--- Exercise objective ---
Below are some records. Copy every line in them that holds "text".

--- Extracted records ---
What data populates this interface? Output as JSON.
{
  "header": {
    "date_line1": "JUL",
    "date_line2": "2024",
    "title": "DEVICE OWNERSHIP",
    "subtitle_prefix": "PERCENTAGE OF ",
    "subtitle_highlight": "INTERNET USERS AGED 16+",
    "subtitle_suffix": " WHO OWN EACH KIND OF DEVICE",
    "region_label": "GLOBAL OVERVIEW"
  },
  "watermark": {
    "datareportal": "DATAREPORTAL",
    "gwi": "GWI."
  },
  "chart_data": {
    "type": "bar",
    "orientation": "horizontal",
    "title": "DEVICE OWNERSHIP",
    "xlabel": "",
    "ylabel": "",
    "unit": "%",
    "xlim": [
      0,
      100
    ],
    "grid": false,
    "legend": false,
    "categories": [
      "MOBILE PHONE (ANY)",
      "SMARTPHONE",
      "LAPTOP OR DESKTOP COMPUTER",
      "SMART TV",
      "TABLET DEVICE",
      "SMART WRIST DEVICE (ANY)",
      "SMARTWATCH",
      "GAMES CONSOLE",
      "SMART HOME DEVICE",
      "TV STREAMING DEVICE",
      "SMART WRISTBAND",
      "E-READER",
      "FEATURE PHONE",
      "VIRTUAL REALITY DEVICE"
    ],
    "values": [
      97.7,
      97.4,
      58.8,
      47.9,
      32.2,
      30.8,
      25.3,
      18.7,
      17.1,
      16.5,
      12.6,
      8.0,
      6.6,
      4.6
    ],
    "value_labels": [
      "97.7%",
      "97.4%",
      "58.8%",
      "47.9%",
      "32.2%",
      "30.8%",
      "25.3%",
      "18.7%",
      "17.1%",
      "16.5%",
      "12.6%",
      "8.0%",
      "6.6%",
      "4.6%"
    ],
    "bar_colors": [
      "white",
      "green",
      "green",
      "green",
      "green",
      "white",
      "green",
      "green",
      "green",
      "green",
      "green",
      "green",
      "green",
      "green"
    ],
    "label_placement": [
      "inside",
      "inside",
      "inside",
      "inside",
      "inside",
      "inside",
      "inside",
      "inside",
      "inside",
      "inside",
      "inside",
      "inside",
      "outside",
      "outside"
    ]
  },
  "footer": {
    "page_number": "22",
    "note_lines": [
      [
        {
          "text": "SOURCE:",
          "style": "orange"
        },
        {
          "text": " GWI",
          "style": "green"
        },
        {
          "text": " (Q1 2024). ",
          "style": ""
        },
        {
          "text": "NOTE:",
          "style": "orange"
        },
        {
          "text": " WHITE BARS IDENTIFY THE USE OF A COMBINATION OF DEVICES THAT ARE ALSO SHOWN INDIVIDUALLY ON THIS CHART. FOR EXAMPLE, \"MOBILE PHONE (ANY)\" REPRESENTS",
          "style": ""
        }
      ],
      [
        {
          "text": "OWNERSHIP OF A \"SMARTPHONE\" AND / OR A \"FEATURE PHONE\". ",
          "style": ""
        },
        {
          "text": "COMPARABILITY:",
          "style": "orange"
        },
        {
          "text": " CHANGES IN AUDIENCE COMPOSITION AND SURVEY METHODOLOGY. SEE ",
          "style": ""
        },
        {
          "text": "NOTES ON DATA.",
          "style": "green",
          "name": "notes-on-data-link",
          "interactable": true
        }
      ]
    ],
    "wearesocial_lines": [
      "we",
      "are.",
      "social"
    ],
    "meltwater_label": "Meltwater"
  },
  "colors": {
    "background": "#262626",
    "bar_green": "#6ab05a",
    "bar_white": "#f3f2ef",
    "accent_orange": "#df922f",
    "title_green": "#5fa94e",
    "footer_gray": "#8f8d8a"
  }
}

--- Response below ---
          "text": "SOURCE:",
          "text": " GWI",
          "text": " (Q1 2024). ",
          "text": "NOTE:",
          "text": " WHITE BARS IDENTIFY THE USE OF A COMBINATION OF DEVICES THAT ARE ALSO SHOWN INDIVIDUALLY ON THIS CHART. FOR EXAMPLE, \"MOBILE PHONE (ANY)\" REPRESENTS",
          "text": "OWNERSHIP OF A \"SMARTPHONE\" AND / OR A \"FEATURE PHONE\". ",
          "text": "COMPARABILITY:",
          "text": " CHANGES IN AUDIENCE COMPOSITION AND SURVEY METHODOLOGY. SEE ",
          "text": "NOTES ON DATA.",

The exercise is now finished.